Drop the images; return everything else in the listing below exactly.
┏━━
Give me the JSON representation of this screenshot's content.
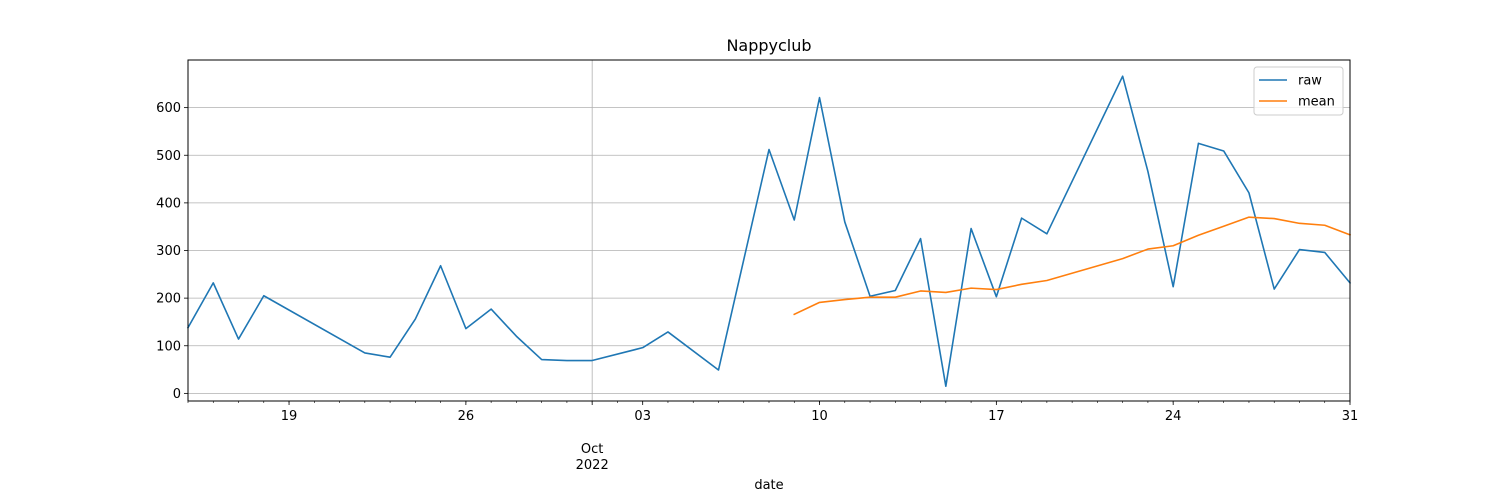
{
  "chart_data": {
    "type": "line",
    "title": "Nappyclub",
    "xlabel": "date",
    "ylabel": "",
    "xlim": [
      "2022-09-15",
      "2022-10-31"
    ],
    "ylim": [
      -16,
      700
    ],
    "grid": true,
    "legend_position": "top-right",
    "x_major_ticks": [
      {
        "date": "2022-09-19",
        "label": "19"
      },
      {
        "date": "2022-09-26",
        "label": "26"
      },
      {
        "date": "2022-10-01",
        "label": "Oct\n2022"
      },
      {
        "date": "2022-10-03",
        "label": "03"
      },
      {
        "date": "2022-10-10",
        "label": "10"
      },
      {
        "date": "2022-10-17",
        "label": "17"
      },
      {
        "date": "2022-10-24",
        "label": "24"
      },
      {
        "date": "2022-10-31",
        "label": "31"
      }
    ],
    "y_ticks": [
      0,
      100,
      200,
      300,
      400,
      500,
      600
    ],
    "series": [
      {
        "name": "raw",
        "color": "#1f77b4",
        "points": [
          {
            "x": "2022-09-15",
            "y": 138
          },
          {
            "x": "2022-09-16",
            "y": 232
          },
          {
            "x": "2022-09-17",
            "y": 114
          },
          {
            "x": "2022-09-18",
            "y": 205
          },
          {
            "x": "2022-09-22",
            "y": 85
          },
          {
            "x": "2022-09-23",
            "y": 76
          },
          {
            "x": "2022-09-24",
            "y": 156
          },
          {
            "x": "2022-09-25",
            "y": 268
          },
          {
            "x": "2022-09-26",
            "y": 136
          },
          {
            "x": "2022-09-27",
            "y": 177
          },
          {
            "x": "2022-09-28",
            "y": 120
          },
          {
            "x": "2022-09-29",
            "y": 71
          },
          {
            "x": "2022-09-30",
            "y": 69
          },
          {
            "x": "2022-10-01",
            "y": 69
          },
          {
            "x": "2022-10-03",
            "y": 96
          },
          {
            "x": "2022-10-04",
            "y": 129
          },
          {
            "x": "2022-10-06",
            "y": 49
          },
          {
            "x": "2022-10-08",
            "y": 512
          },
          {
            "x": "2022-10-09",
            "y": 364
          },
          {
            "x": "2022-10-10",
            "y": 621
          },
          {
            "x": "2022-10-11",
            "y": 360
          },
          {
            "x": "2022-10-12",
            "y": 204
          },
          {
            "x": "2022-10-13",
            "y": 216
          },
          {
            "x": "2022-10-14",
            "y": 325
          },
          {
            "x": "2022-10-15",
            "y": 15
          },
          {
            "x": "2022-10-16",
            "y": 346
          },
          {
            "x": "2022-10-17",
            "y": 203
          },
          {
            "x": "2022-10-18",
            "y": 368
          },
          {
            "x": "2022-10-19",
            "y": 335
          },
          {
            "x": "2022-10-22",
            "y": 666
          },
          {
            "x": "2022-10-23",
            "y": 466
          },
          {
            "x": "2022-10-24",
            "y": 224
          },
          {
            "x": "2022-10-25",
            "y": 525
          },
          {
            "x": "2022-10-26",
            "y": 509
          },
          {
            "x": "2022-10-27",
            "y": 421
          },
          {
            "x": "2022-10-28",
            "y": 219
          },
          {
            "x": "2022-10-29",
            "y": 302
          },
          {
            "x": "2022-10-30",
            "y": 296
          },
          {
            "x": "2022-10-31",
            "y": 232
          }
        ]
      },
      {
        "name": "mean",
        "color": "#ff7f0e",
        "points": [
          {
            "x": "2022-10-09",
            "y": 166
          },
          {
            "x": "2022-10-10",
            "y": 191
          },
          {
            "x": "2022-10-11",
            "y": 197
          },
          {
            "x": "2022-10-12",
            "y": 202
          },
          {
            "x": "2022-10-13",
            "y": 202
          },
          {
            "x": "2022-10-14",
            "y": 215
          },
          {
            "x": "2022-10-15",
            "y": 212
          },
          {
            "x": "2022-10-16",
            "y": 221
          },
          {
            "x": "2022-10-17",
            "y": 218
          },
          {
            "x": "2022-10-18",
            "y": 229
          },
          {
            "x": "2022-10-19",
            "y": 237
          },
          {
            "x": "2022-10-22",
            "y": 283
          },
          {
            "x": "2022-10-23",
            "y": 303
          },
          {
            "x": "2022-10-24",
            "y": 310
          },
          {
            "x": "2022-10-25",
            "y": 332
          },
          {
            "x": "2022-10-26",
            "y": 351
          },
          {
            "x": "2022-10-27",
            "y": 370
          },
          {
            "x": "2022-10-28",
            "y": 367
          },
          {
            "x": "2022-10-29",
            "y": 357
          },
          {
            "x": "2022-10-30",
            "y": 353
          },
          {
            "x": "2022-10-31",
            "y": 333
          }
        ]
      }
    ]
  }
}
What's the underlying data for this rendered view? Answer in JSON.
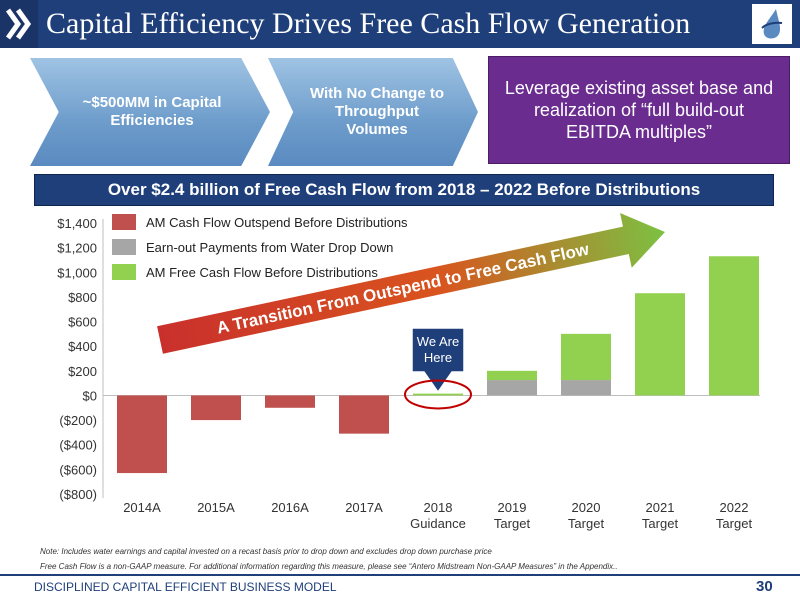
┗━━
FINAL RESULT:
Give me the JSON representation of this screenshot's content.
{
  "chart_data": {
    "type": "line",
    "title": "Nappyclub",
    "xlabel": "date",
    "ylabel": "",
    "xlim": [
      "2022-09-15",
      "2022-10-31"
    ],
    "ylim": [
      -16,
      700
    ],
    "grid": true,
    "legend_position": "top-right",
    "x_major_ticks": [
      {
        "date": "2022-09-19",
        "label": "19"
      },
      {
        "date": "2022-09-26",
        "label": "26"
      },
      {
        "date": "2022-10-01",
        "label": "Oct\n2022"
      },
      {
        "date": "2022-10-03",
        "label": "03"
      },
      {
        "date": "2022-10-10",
        "label": "10"
      },
      {
        "date": "2022-10-17",
        "label": "17"
      },
      {
        "date": "2022-10-24",
        "label": "24"
      },
      {
        "date": "2022-10-31",
        "label": "31"
      }
    ],
    "y_ticks": [
      0,
      100,
      200,
      300,
      400,
      500,
      600
    ],
    "series": [
      {
        "name": "raw",
        "color": "#1f77b4",
        "points": [
          {
            "x": "2022-09-15",
            "y": 138
          },
          {
            "x": "2022-09-16",
            "y": 232
          },
          {
            "x": "2022-09-17",
            "y": 114
          },
          {
            "x": "2022-09-18",
            "y": 205
          },
          {
            "x": "2022-09-22",
            "y": 85
          },
          {
            "x": "2022-09-23",
            "y": 76
          },
          {
            "x": "2022-09-24",
            "y": 156
          },
          {
            "x": "2022-09-25",
            "y": 268
          },
          {
            "x": "2022-09-26",
            "y": 136
          },
          {
            "x": "2022-09-27",
            "y": 177
          },
          {
            "x": "2022-09-28",
            "y": 120
          },
          {
            "x": "2022-09-29",
            "y": 71
          },
          {
            "x": "2022-09-30",
            "y": 69
          },
          {
            "x": "2022-10-01",
            "y": 69
          },
          {
            "x": "2022-10-03",
            "y": 96
          },
          {
            "x": "2022-10-04",
            "y": 129
          },
          {
            "x": "2022-10-06",
            "y": 49
          },
          {
            "x": "2022-10-08",
            "y": 512
          },
          {
            "x": "2022-10-09",
            "y": 364
          },
          {
            "x": "2022-10-10",
            "y": 621
          },
          {
            "x": "2022-10-11",
            "y": 360
          },
          {
            "x": "2022-10-12",
            "y": 204
          },
          {
            "x": "2022-10-13",
            "y": 216
          },
          {
            "x": "2022-10-14",
            "y": 325
          },
          {
            "x": "2022-10-15",
            "y": 15
          },
          {
            "x": "2022-10-16",
            "y": 346
          },
          {
            "x": "2022-10-17",
            "y": 203
          },
          {
            "x": "2022-10-18",
            "y": 368
          },
          {
            "x": "2022-10-19",
            "y": 335
          },
          {
            "x": "2022-10-22",
            "y": 666
          },
          {
            "x": "2022-10-23",
            "y": 466
          },
          {
            "x": "2022-10-24",
            "y": 224
          },
          {
            "x": "2022-10-25",
            "y": 525
          },
          {
            "x": "2022-10-26",
            "y": 509
          },
          {
            "x": "2022-10-27",
            "y": 421
          },
          {
            "x": "2022-10-28",
            "y": 219
          },
          {
            "x": "2022-10-29",
            "y": 302
          },
          {
            "x": "2022-10-30",
            "y": 296
          },
          {
            "x": "2022-10-31",
            "y": 232
          }
        ]
      },
      {
        "name": "mean",
        "color": "#ff7f0e",
        "points": [
          {
            "x": "2022-10-09",
            "y": 166
          },
          {
            "x": "2022-10-10",
            "y": 191
          },
          {
            "x": "2022-10-11",
            "y": 197
          },
          {
            "x": "2022-10-12",
            "y": 202
          },
          {
            "x": "2022-10-13",
            "y": 202
          },
          {
            "x": "2022-10-14",
            "y": 215
          },
          {
            "x": "2022-10-15",
            "y": 212
          },
          {
            "x": "2022-10-16",
            "y": 221
          },
          {
            "x": "2022-10-17",
            "y": 218
          },
          {
            "x": "2022-10-18",
            "y": 229
          },
          {
            "x": "2022-10-19",
            "y": 237
          },
          {
            "x": "2022-10-22",
            "y": 283
          },
          {
            "x": "2022-10-23",
            "y": 303
          },
          {
            "x": "2022-10-24",
            "y": 310
          },
          {
            "x": "2022-10-25",
            "y": 332
          },
          {
            "x": "2022-10-26",
            "y": 351
          },
          {
            "x": "2022-10-27",
            "y": 370
          },
          {
            "x": "2022-10-28",
            "y": 367
          },
          {
            "x": "2022-10-29",
            "y": 357
          },
          {
            "x": "2022-10-30",
            "y": 353
          },
          {
            "x": "2022-10-31",
            "y": 333
          }
        ]
      }
    ]
  }
}
What's the underlying data for this rendered view? Answer in JSON.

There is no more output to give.